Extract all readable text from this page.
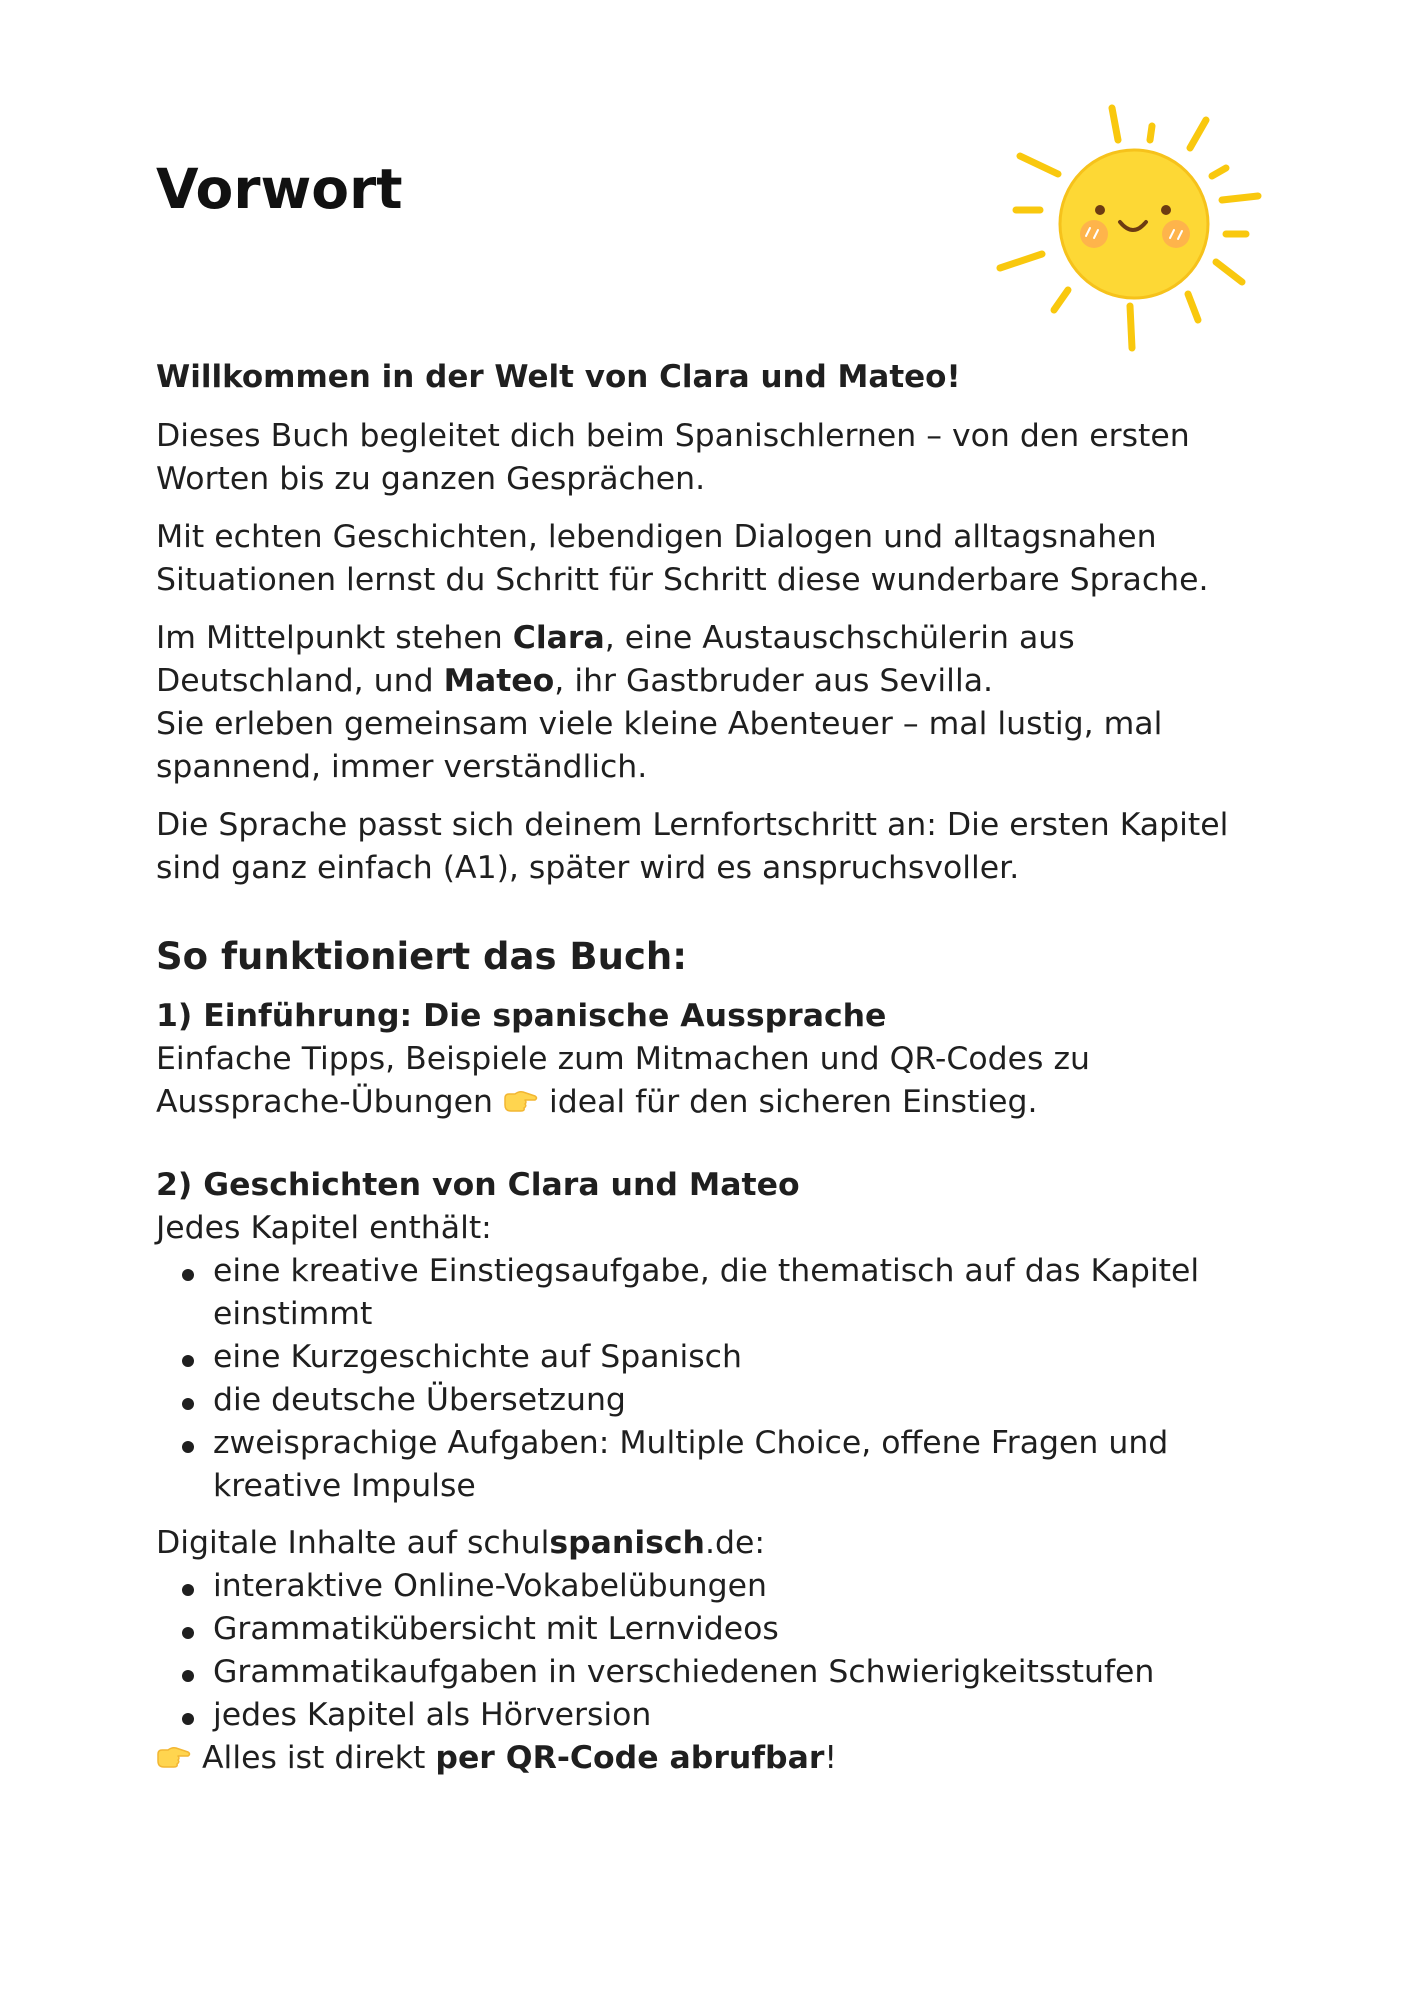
Vorwort

Willkommen in der Welt von Clara und Mateo!

Dieses Buch begleitet dich beim Spanischlernen – von den ersten Worten bis zu ganzen Gesprächen.

Mit echten Geschichten, lebendigen Dialogen und alltagsnahen Situationen lernst du Schritt für Schritt diese wunderbare Sprache.

Im Mittelpunkt stehen Clara, eine Austauschschülerin aus Deutschland, und Mateo, ihr Gastbruder aus Sevilla.
Sie erleben gemeinsam viele kleine Abenteuer – mal lustig, mal spannend, immer verständlich.

Die Sprache passt sich deinem Lernfortschritt an: Die ersten Kapitel sind ganz einfach (A1), später wird es anspruchsvoller.

So funktioniert das Buch:

1) Einführung: Die spanische Aussprache

Einfache Tipps, Beispiele zum Mitmachen und QR-Codes zu Aussprache-Übungen  ideal für den sicheren Einstieg.

2) Geschichten von Clara und Mateo

Jedes Kapitel enthält:

eine kreative Einstiegsaufgabe, die thematisch auf das Kapitel einstimmt
eine Kurzgeschichte auf Spanisch
die deutsche Übersetzung
zweisprachige Aufgaben: Multiple Choice, offene Fragen und kreative Impulse

Digitale Inhalte auf schulspanisch.de:

interaktive Online-Vokabelübungen
Grammatikübersicht mit Lernvideos
Grammatikaufgaben in verschiedenen Schwierigkeitsstufen
jedes Kapitel als Hörversion

Alles ist direkt per QR-Code abrufbar!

GIVEN EXERCISE – Across the data, tally the lines containing "Buch" and give back the number alone.

ANSWER BELOW – 2